» **Extract**:
-- BEGIN --
The necessity of constructing the two primitive squares in a different manner does not at all hinder but that each of the 20,160 constructions of the one may be combined with all the 20,160 constructions of the other: of consequence, therefore, 20,160 multiplied by itself, which makes 406,425,600, is the number of different constructions that may be made of the perfect square, which here consists of the 49 numbers of the natural progression. But as we have already observed, that a primitive square of seven numbers repeated

peated may have above 20,160 several constructions, the number 406,425,600 must come vastly short of expressing all the possible constructions of a perfect magic square of the 49 first numbers.

As to the even squares, he constructs them like the uneven ones, by two primitive squares; but the construction of primitives is different in general, and may be so a great number of ways; and those general differences admit of a great number of particular variations, which give as many different constructions of the same even square. It scarce seems possible to determine exactly, either how many general differences there may be between the construction of the primitive squares of an even square and an uneven one, nor how many particular variations each general difference may admit of; and, of consequence, we are still far from being able to determine the number of different constructions of all those that may be made by the primitive squares.
-- END --
» **Given instruction**:
Do statements (a), (b), and (c) agree with the magic squares text? For each, answer yes or no and quote the words from the text that decide it.
(a) Each of the 20,160 constructions of one primitive square may be combined with all 20,160 constructions of the other.
(b) The number 406,425,600 expresses all the possible constructions of a perfect magic square of the 49 first numbers.
(c) The text determines exactly how many general differences there may be between the construction of the primitive squares of an even square and an uneven one.
Work from the magic squares text alone.

Dataset entries:
-- BEGIN --
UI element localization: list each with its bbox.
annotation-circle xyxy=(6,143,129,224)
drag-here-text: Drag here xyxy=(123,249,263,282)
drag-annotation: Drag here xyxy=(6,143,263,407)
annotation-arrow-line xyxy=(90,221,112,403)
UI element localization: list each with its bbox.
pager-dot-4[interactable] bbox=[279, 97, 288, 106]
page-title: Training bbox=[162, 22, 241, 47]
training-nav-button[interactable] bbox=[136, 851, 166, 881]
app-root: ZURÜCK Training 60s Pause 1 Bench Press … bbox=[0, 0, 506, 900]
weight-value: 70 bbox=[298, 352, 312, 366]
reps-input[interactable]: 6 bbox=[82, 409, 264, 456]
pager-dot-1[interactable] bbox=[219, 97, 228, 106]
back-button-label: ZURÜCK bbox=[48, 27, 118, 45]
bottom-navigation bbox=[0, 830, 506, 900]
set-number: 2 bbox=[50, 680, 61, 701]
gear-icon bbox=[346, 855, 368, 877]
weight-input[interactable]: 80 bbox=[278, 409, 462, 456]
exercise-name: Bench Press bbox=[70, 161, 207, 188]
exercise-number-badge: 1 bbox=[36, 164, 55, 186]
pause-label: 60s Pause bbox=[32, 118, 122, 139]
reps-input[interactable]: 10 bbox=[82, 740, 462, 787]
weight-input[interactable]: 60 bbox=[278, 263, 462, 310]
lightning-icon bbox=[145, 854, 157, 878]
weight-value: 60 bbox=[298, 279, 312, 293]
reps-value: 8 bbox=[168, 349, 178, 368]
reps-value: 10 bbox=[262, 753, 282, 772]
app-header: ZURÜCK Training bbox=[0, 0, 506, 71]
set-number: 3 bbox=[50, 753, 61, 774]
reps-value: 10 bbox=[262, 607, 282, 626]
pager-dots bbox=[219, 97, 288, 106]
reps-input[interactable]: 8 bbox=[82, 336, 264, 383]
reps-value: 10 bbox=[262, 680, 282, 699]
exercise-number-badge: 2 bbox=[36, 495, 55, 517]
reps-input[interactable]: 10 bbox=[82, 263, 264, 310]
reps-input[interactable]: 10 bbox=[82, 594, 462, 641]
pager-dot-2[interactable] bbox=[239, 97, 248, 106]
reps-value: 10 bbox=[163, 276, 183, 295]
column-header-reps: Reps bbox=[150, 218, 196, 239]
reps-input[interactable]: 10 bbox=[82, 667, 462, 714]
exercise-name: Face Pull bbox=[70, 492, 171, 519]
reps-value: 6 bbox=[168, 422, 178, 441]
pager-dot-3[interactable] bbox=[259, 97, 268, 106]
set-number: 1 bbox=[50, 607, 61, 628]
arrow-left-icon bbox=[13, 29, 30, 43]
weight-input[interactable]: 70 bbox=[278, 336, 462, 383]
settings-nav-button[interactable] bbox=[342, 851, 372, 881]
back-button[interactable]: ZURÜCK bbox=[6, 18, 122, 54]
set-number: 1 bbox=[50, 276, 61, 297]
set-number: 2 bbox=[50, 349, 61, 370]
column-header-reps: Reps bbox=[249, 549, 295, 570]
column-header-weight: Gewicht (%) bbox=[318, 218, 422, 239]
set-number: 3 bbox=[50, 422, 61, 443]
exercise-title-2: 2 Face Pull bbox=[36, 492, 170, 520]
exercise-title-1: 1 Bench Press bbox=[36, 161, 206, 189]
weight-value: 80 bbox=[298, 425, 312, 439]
-- END --
» **Result of the exercise**:
(a) Yes: "each of the 20,160 constructions of the one may be combined with all the 20,160 constructions of the other"
(b) No: "the number 406,425,600 must come vastly short of expressing all the possible constructions of a perfect magic square of the 49 first numbers"
(c) No: "It scarce seems possible to determine exactly, either how many general differences there may be between the construction of the primitive squares of an even square and an uneven one"